# start of GIVEN INFORMATION

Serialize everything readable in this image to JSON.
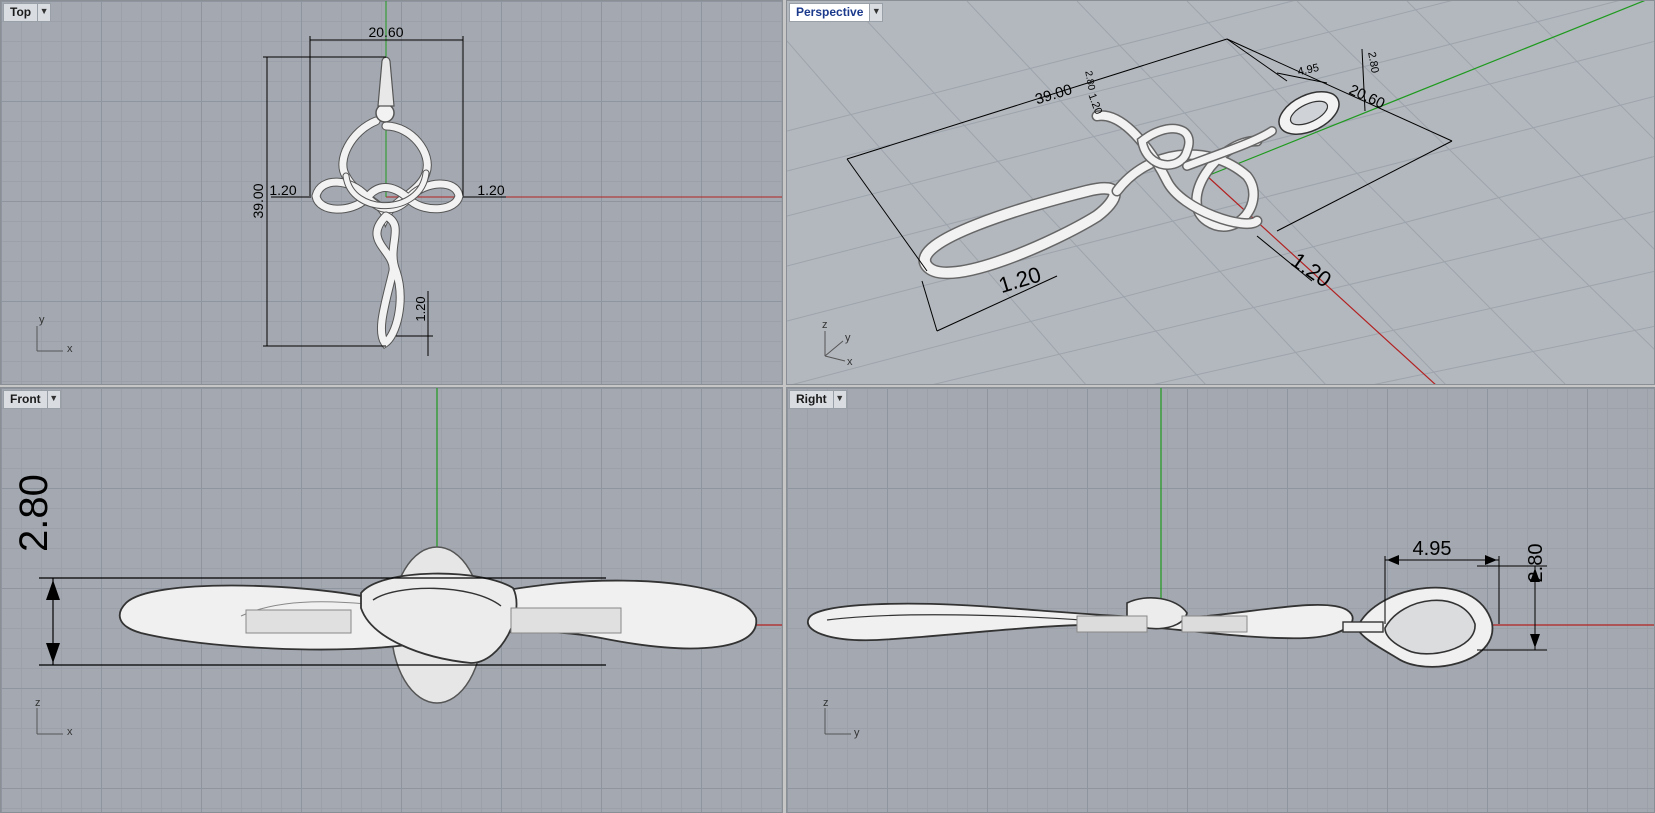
{
  "viewports": {
    "top": {
      "name": "Top",
      "dims": {
        "width": "20.60",
        "height": "39.00",
        "left": "1.20",
        "right": "1.20",
        "bottom": "1.20"
      },
      "axes": {
        "v": "y",
        "h": "x"
      }
    },
    "perspective": {
      "name": "Perspective",
      "dims": {
        "length": "39.00",
        "width": "20.60",
        "bail": "4.95",
        "thick1": "2.80",
        "thick2": "2.80",
        "small": "1.20",
        "bottom_left": "1.20",
        "bottom_right": "1.20"
      },
      "axes": {
        "z": "z",
        "y": "y",
        "x": "x"
      }
    },
    "front": {
      "name": "Front",
      "dims": {
        "height": "2.80"
      },
      "axes": {
        "v": "z",
        "h": "x"
      }
    },
    "right": {
      "name": "Right",
      "dims": {
        "bail_width": "4.95",
        "height": "2.80"
      },
      "axes": {
        "v": "z",
        "h": "y"
      }
    }
  },
  "icons": {
    "dropdown": "chevron-down-icon"
  },
  "colors": {
    "x_axis": "#b22222",
    "y_axis": "#1f9a1f",
    "model": "#f2f2f2",
    "grid_major": "#8f959e"
  }
}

# end of GIVEN INFORMATION

**EXERCISE PROMPT**
Transcribe the records word for word and include no pictures.

**WRITTEN SOLUTION**
Serialize everything readable in this image to JSON.
{
  "viewports": {
    "top": {
      "name": "Top",
      "dims": {
        "width": "20.60",
        "height": "39.00",
        "left": "1.20",
        "right": "1.20",
        "bottom": "1.20"
      },
      "axes": {
        "v": "y",
        "h": "x"
      }
    },
    "perspective": {
      "name": "Perspective",
      "dims": {
        "length": "39.00",
        "width": "20.60",
        "bail": "4.95",
        "thick1": "2.80",
        "thick2": "2.80",
        "small": "1.20",
        "bottom_left": "1.20",
        "bottom_right": "1.20"
      },
      "axes": {
        "z": "z",
        "y": "y",
        "x": "x"
      }
    },
    "front": {
      "name": "Front",
      "dims": {
        "height": "2.80"
      },
      "axes": {
        "v": "z",
        "h": "x"
      }
    },
    "right": {
      "name": "Right",
      "dims": {
        "bail_width": "4.95",
        "height": "2.80"
      },
      "axes": {
        "v": "z",
        "h": "y"
      }
    }
  },
  "icons": {
    "dropdown": "chevron-down-icon"
  },
  "colors": {
    "x_axis": "#b22222",
    "y_axis": "#1f9a1f",
    "model": "#f2f2f2",
    "grid_major": "#8f959e"
  }
}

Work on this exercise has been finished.